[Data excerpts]
◆ ◆ ◆ ◆ ◆ ◆ ◆

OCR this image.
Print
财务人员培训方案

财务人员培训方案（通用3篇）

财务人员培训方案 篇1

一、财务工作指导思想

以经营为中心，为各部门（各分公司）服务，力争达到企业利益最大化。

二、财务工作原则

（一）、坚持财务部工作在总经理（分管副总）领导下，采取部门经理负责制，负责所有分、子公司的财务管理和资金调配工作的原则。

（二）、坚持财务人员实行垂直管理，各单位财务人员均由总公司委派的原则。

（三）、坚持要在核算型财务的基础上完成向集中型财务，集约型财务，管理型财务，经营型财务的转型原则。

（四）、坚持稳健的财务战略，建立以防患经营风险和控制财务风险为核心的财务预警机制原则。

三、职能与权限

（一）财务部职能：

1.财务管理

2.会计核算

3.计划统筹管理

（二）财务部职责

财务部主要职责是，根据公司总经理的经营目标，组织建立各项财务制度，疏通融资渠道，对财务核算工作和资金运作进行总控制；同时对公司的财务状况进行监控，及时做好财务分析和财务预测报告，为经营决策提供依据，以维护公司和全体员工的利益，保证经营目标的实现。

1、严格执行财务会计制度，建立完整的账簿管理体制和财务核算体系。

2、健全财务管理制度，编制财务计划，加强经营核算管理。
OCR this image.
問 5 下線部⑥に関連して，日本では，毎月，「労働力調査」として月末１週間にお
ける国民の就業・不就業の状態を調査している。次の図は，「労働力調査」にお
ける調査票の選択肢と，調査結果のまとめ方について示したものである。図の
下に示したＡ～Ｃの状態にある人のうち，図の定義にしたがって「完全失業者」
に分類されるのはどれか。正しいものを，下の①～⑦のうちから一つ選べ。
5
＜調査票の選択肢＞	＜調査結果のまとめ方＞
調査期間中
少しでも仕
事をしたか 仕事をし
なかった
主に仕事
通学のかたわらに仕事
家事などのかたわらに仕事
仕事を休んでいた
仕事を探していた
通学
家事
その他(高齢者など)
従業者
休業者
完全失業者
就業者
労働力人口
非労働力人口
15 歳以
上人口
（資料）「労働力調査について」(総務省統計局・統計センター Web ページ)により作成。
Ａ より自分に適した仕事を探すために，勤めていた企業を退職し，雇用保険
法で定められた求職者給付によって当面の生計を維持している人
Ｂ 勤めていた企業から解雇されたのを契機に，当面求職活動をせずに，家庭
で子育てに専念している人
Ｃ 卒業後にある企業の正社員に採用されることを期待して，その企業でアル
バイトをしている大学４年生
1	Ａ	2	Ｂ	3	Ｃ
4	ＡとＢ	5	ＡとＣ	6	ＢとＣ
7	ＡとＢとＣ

◆ ◆ ◆ ◆ ◆ ◆ ◆

**Work instructions**
Copy every line in the listing above where the string "财务人员培训方案" turns up.

**Solution below**
财务人员培训方案
财务人员培训方案（通用3篇）
财务人员培训方案 篇1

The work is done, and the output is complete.